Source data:
───

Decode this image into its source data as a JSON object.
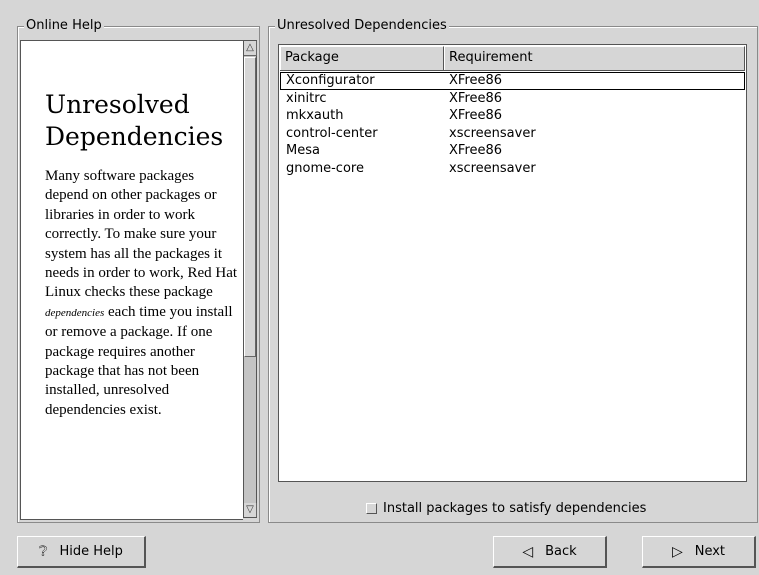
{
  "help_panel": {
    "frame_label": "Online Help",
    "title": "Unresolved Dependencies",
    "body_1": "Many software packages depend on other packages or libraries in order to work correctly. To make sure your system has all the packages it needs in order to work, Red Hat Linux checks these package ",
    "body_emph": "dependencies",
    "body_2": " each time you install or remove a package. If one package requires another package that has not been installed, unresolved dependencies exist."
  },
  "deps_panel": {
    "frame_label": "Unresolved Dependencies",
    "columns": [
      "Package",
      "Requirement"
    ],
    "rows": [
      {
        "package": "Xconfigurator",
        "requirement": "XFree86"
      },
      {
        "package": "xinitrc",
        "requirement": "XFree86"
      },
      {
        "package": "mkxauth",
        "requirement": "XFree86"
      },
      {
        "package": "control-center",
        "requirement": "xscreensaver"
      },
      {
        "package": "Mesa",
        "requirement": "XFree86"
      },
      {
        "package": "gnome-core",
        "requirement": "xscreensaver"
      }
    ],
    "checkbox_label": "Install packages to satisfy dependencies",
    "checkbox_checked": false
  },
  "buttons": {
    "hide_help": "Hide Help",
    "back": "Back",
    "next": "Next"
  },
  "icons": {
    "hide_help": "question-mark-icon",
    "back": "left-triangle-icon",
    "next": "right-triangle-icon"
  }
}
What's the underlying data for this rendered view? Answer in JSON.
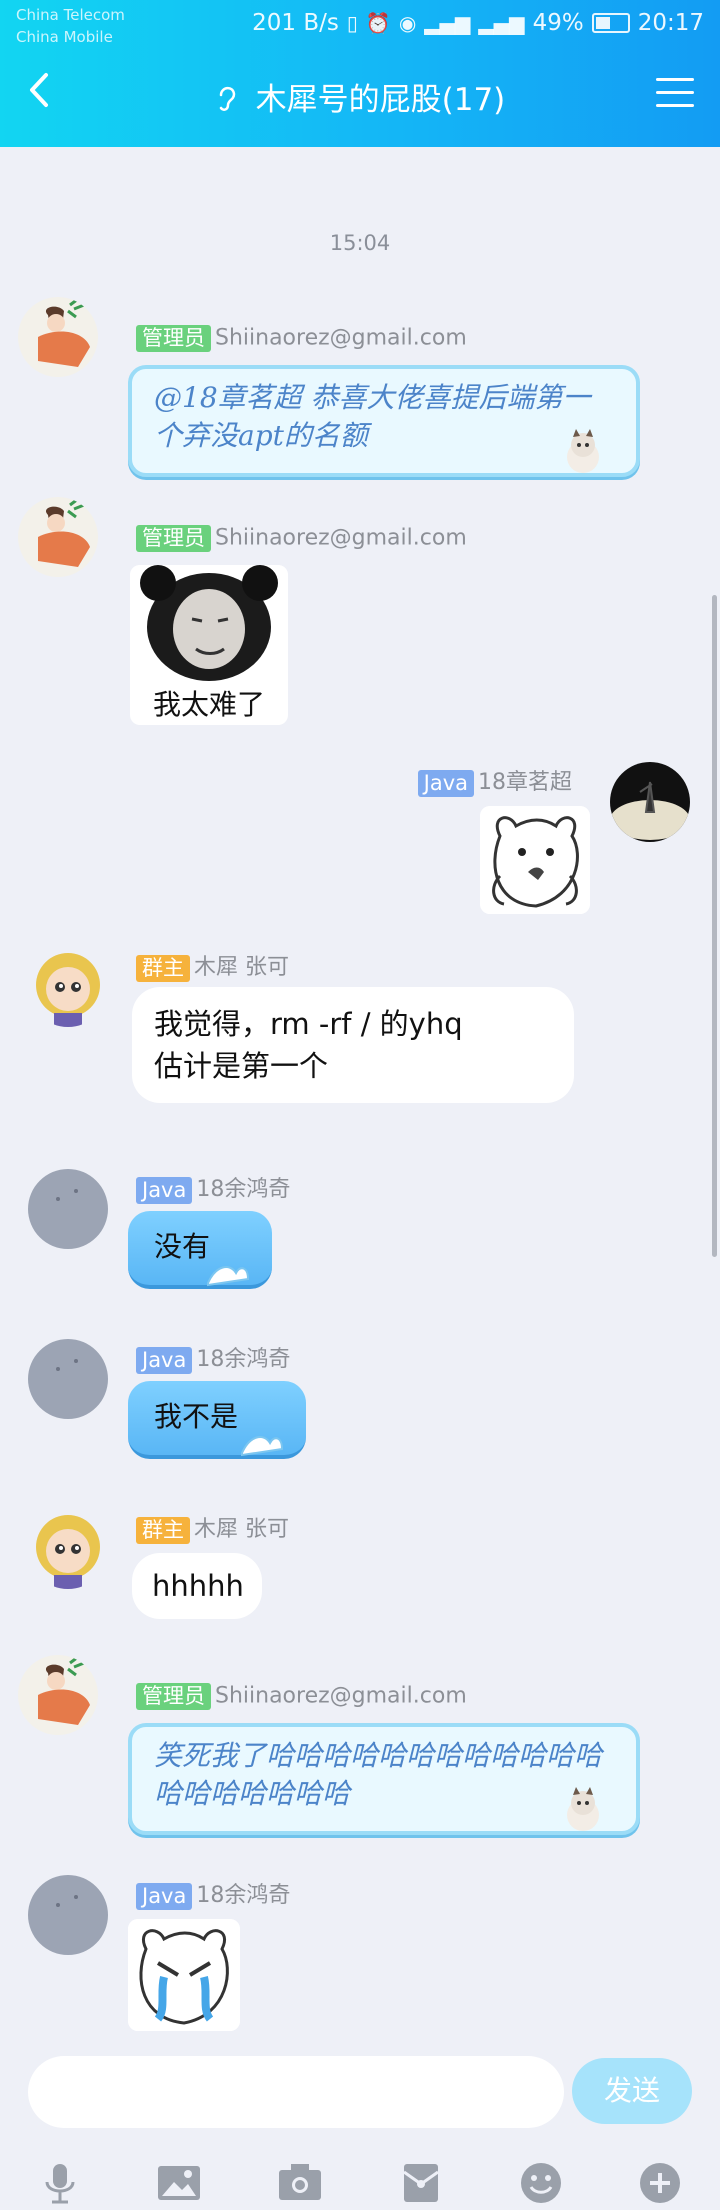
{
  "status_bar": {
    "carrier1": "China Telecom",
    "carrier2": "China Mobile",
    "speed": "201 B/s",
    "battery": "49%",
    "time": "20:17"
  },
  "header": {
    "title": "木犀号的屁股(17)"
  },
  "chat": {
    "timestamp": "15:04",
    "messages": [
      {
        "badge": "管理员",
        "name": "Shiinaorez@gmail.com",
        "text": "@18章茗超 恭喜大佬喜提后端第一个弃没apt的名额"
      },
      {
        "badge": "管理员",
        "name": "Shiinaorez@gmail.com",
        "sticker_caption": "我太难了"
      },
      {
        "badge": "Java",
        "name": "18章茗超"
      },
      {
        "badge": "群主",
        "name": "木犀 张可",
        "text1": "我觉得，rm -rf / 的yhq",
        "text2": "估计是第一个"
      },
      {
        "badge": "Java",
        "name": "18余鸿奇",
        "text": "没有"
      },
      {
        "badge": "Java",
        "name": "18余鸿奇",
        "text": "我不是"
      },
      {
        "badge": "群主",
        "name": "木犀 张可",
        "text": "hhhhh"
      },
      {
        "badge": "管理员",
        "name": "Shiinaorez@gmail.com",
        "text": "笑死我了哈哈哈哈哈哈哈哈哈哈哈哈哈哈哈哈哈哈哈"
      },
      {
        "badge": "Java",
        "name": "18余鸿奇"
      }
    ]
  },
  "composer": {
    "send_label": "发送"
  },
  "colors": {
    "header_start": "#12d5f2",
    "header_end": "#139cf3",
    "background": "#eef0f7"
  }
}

───

▶ **Stated problem**
Copy out all of the material exactly as written, without its pictures.

▶ **Answer for the task**
Decode this image into its source data as a JSON object.
{
  "help_panel": {
    "frame_label": "Online Help",
    "title": "Unresolved Dependencies",
    "body_1": "Many software packages depend on other packages or libraries in order to work correctly. To make sure your system has all the packages it needs in order to work, Red Hat Linux checks these package ",
    "body_emph": "dependencies",
    "body_2": " each time you install or remove a package. If one package requires another package that has not been installed, unresolved dependencies exist."
  },
  "deps_panel": {
    "frame_label": "Unresolved Dependencies",
    "columns": [
      "Package",
      "Requirement"
    ],
    "rows": [
      {
        "package": "Xconfigurator",
        "requirement": "XFree86"
      },
      {
        "package": "xinitrc",
        "requirement": "XFree86"
      },
      {
        "package": "mkxauth",
        "requirement": "XFree86"
      },
      {
        "package": "control-center",
        "requirement": "xscreensaver"
      },
      {
        "package": "Mesa",
        "requirement": "XFree86"
      },
      {
        "package": "gnome-core",
        "requirement": "xscreensaver"
      }
    ],
    "checkbox_label": "Install packages to satisfy dependencies",
    "checkbox_checked": false
  },
  "buttons": {
    "hide_help": "Hide Help",
    "back": "Back",
    "next": "Next"
  },
  "icons": {
    "hide_help": "question-mark-icon",
    "back": "left-triangle-icon",
    "next": "right-triangle-icon"
  }
}
What's the underlying data for this rendered view? Answer in JSON.
{
  "status_bar": {
    "carrier1": "China Telecom",
    "carrier2": "China Mobile",
    "speed": "201 B/s",
    "battery": "49%",
    "time": "20:17"
  },
  "header": {
    "title": "木犀号的屁股(17)"
  },
  "chat": {
    "timestamp": "15:04",
    "messages": [
      {
        "badge": "管理员",
        "name": "Shiinaorez@gmail.com",
        "text": "@18章茗超 恭喜大佬喜提后端第一个弃没apt的名额"
      },
      {
        "badge": "管理员",
        "name": "Shiinaorez@gmail.com",
        "sticker_caption": "我太难了"
      },
      {
        "badge": "Java",
        "name": "18章茗超"
      },
      {
        "badge": "群主",
        "name": "木犀 张可",
        "text1": "我觉得，rm -rf / 的yhq",
        "text2": "估计是第一个"
      },
      {
        "badge": "Java",
        "name": "18余鸿奇",
        "text": "没有"
      },
      {
        "badge": "Java",
        "name": "18余鸿奇",
        "text": "我不是"
      },
      {
        "badge": "群主",
        "name": "木犀 张可",
        "text": "hhhhh"
      },
      {
        "badge": "管理员",
        "name": "Shiinaorez@gmail.com",
        "text": "笑死我了哈哈哈哈哈哈哈哈哈哈哈哈哈哈哈哈哈哈哈"
      },
      {
        "badge": "Java",
        "name": "18余鸿奇"
      }
    ]
  },
  "composer": {
    "send_label": "发送"
  },
  "colors": {
    "header_start": "#12d5f2",
    "header_end": "#139cf3",
    "background": "#eef0f7"
  }
}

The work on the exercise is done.